======== Supplied records

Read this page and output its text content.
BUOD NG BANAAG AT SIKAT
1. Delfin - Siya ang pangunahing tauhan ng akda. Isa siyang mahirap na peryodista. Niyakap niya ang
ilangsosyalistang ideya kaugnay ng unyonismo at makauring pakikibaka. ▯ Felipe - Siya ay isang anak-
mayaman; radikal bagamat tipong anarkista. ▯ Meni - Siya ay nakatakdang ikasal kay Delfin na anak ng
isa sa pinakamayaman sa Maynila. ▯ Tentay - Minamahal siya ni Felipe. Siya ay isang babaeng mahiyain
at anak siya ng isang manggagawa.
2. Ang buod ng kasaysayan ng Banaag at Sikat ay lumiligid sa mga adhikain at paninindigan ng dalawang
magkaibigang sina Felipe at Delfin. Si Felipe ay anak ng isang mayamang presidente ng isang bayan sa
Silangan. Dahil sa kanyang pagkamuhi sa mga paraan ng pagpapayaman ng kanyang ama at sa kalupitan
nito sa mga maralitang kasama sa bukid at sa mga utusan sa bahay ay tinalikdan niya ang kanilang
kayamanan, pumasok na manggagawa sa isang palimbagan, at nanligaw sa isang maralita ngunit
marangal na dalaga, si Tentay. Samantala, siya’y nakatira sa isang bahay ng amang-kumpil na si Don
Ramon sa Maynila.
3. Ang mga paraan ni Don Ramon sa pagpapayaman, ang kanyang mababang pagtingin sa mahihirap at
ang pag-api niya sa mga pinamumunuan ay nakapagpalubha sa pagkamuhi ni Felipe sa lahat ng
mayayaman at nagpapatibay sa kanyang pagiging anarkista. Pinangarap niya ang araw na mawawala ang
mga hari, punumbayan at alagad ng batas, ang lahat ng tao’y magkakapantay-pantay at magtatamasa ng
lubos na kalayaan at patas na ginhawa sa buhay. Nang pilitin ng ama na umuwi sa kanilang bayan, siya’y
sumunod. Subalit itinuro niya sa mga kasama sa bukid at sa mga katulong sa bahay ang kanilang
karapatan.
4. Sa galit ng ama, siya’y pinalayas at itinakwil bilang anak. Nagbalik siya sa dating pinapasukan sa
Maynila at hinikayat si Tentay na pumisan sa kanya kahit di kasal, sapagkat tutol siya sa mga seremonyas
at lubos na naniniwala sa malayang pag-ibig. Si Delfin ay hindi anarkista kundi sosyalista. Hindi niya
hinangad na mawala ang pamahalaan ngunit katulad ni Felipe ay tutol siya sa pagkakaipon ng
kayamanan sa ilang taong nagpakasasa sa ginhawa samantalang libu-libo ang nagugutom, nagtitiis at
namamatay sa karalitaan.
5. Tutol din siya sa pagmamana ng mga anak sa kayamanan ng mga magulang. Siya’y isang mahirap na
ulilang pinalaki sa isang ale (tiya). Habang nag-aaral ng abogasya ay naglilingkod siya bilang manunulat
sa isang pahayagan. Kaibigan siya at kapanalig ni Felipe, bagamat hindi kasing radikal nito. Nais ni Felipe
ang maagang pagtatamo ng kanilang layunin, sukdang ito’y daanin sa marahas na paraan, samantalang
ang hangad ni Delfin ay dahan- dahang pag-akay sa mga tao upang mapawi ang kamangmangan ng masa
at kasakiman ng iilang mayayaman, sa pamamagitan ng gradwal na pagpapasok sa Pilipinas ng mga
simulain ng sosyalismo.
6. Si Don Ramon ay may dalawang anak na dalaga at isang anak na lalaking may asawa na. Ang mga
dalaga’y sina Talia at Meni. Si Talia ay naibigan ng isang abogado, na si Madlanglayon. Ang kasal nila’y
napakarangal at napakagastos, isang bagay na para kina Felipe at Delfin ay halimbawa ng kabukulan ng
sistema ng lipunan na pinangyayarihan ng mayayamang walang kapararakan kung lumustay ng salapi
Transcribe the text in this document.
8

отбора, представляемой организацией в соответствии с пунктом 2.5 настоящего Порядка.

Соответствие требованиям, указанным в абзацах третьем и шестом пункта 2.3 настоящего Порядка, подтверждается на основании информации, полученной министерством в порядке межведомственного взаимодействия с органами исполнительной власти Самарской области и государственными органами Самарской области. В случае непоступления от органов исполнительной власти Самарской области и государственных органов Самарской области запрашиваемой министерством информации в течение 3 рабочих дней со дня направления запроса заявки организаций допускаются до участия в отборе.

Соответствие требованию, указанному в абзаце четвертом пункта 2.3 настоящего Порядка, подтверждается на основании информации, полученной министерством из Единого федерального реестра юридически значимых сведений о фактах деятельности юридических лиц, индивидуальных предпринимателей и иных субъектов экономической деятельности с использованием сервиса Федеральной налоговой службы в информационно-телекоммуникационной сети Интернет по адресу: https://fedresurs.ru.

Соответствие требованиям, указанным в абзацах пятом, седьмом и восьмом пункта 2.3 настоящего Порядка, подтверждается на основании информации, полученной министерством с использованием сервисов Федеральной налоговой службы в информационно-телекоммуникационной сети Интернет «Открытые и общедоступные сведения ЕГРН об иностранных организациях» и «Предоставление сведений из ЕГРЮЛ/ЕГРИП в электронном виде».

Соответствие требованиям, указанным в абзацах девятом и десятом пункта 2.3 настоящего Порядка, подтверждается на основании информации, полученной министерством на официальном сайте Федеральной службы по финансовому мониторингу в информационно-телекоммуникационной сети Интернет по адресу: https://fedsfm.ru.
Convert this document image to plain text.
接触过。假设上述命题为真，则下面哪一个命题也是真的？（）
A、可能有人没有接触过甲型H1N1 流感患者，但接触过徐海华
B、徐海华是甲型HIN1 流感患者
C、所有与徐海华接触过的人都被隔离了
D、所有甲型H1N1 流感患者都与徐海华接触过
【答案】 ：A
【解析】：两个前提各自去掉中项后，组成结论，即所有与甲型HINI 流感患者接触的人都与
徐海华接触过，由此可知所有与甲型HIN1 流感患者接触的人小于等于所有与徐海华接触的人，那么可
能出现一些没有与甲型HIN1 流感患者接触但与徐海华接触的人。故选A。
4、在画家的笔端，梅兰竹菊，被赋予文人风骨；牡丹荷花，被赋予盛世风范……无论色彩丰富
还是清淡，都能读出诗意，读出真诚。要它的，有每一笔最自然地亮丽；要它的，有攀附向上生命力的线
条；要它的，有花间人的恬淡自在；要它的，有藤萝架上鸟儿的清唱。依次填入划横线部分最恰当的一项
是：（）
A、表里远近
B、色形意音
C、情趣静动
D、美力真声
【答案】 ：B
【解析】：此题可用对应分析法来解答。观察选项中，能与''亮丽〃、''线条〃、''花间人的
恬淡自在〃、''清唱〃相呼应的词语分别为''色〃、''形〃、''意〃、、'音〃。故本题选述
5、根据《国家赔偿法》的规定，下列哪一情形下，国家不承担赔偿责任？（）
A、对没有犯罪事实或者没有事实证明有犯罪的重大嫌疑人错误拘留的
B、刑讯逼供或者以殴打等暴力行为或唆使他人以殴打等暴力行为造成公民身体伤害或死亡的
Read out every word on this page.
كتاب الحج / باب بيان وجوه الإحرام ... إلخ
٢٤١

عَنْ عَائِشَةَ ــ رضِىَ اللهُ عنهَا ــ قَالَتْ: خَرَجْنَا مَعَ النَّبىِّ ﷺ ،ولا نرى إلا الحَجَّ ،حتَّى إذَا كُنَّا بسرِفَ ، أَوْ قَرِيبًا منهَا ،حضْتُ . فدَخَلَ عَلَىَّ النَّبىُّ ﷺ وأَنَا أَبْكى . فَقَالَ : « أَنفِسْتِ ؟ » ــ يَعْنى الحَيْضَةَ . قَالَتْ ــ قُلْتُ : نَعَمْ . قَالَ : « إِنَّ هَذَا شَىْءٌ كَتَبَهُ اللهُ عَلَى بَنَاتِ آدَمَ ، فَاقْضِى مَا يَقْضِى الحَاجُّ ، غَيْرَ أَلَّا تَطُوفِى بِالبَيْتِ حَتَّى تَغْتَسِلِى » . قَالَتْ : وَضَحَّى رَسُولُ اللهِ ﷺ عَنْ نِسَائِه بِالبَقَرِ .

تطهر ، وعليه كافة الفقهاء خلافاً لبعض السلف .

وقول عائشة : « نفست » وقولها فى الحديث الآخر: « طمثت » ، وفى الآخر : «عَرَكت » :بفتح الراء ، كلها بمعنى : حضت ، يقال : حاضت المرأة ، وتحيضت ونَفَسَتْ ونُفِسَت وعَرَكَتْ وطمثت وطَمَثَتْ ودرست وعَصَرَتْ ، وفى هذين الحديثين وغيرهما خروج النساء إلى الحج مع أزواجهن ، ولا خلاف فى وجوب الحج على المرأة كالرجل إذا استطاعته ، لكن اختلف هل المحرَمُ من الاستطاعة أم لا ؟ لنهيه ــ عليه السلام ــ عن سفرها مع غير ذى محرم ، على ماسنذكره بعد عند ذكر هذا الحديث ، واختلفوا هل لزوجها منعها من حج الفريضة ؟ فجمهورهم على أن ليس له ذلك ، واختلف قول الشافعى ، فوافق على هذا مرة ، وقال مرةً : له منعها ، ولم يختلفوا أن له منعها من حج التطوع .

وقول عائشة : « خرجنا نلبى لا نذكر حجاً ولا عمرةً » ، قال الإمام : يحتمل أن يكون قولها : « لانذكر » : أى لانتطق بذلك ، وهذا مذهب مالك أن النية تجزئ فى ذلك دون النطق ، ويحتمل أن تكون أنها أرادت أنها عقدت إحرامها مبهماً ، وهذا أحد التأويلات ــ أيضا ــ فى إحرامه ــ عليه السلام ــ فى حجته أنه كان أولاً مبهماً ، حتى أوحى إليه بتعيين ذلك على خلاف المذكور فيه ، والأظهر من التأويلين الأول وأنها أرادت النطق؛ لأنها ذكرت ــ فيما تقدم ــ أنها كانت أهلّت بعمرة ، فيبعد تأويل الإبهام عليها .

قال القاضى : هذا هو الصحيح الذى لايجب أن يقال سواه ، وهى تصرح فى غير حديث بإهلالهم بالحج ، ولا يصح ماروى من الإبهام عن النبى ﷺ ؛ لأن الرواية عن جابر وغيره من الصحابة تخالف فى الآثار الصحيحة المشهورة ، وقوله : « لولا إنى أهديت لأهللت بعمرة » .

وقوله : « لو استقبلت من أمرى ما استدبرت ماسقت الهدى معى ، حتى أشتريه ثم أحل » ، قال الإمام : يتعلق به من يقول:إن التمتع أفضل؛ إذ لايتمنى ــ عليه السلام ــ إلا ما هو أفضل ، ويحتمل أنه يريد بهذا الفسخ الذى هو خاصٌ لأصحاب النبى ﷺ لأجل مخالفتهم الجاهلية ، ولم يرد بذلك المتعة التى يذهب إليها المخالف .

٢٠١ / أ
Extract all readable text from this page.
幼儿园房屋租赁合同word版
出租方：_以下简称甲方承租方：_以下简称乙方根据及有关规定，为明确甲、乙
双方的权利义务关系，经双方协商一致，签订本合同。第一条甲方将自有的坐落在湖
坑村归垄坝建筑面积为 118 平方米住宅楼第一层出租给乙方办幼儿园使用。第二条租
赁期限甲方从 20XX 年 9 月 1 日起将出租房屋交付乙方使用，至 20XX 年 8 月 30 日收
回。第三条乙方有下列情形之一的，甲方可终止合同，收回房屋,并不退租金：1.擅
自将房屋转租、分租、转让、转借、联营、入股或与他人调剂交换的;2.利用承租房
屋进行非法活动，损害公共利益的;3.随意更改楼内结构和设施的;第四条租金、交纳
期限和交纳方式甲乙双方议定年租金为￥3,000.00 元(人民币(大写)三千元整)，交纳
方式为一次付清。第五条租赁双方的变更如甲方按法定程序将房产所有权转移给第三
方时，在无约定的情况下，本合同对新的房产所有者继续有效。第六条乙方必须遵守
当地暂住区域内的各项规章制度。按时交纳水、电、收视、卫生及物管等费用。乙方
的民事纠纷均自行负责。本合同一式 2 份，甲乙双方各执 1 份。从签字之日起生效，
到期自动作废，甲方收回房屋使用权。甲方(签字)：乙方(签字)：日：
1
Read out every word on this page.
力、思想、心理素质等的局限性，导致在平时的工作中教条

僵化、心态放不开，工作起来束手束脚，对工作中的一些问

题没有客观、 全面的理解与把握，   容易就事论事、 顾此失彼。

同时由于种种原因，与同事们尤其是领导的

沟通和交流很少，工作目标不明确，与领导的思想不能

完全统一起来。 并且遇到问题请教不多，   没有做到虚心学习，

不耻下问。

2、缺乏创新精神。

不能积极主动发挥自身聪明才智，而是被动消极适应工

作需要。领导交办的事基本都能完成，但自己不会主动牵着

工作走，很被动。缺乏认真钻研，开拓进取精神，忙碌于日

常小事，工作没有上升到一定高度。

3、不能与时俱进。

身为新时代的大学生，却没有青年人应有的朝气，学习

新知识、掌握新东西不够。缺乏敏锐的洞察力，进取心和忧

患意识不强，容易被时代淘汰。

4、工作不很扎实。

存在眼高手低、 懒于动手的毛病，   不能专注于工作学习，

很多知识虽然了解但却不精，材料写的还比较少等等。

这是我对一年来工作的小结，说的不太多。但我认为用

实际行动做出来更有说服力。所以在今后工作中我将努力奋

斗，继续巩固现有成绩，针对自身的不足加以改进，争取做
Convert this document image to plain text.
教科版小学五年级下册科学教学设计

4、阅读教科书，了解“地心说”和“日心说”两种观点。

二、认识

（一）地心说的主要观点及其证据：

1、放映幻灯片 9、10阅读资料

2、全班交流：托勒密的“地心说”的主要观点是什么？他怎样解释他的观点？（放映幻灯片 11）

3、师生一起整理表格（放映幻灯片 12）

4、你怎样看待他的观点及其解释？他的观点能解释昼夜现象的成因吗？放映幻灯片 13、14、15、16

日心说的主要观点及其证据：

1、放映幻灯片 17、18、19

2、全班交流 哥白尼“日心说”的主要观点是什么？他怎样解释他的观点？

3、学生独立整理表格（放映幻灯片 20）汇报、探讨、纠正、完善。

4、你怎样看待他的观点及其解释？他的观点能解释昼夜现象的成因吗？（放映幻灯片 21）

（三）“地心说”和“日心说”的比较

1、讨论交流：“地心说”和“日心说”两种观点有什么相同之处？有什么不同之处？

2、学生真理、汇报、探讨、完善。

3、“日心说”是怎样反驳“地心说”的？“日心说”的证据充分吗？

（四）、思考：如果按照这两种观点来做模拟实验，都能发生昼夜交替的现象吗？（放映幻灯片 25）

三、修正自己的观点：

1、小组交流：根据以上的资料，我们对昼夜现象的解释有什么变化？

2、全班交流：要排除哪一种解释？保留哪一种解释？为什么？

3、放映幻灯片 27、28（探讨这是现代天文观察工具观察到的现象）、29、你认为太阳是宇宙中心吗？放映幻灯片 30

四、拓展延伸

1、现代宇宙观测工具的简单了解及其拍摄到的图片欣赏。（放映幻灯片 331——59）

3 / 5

================

Above are the records. Identify each line that contains the word "anarkista".

*Final answer:*
mayaman; radikal bagamat tipong anarkista. ▯ Meni - Siya ay nakatakdang ikasal kay Delfin na anak ng
mayayaman at nagpapatibay sa kanyang pagiging anarkista. Pinangarap niya ang araw na mawawala ang
at lubos na naniniwala sa malayang pag-ibig. Si Delfin ay hindi anarkista kundi sosyalista. Hindi niya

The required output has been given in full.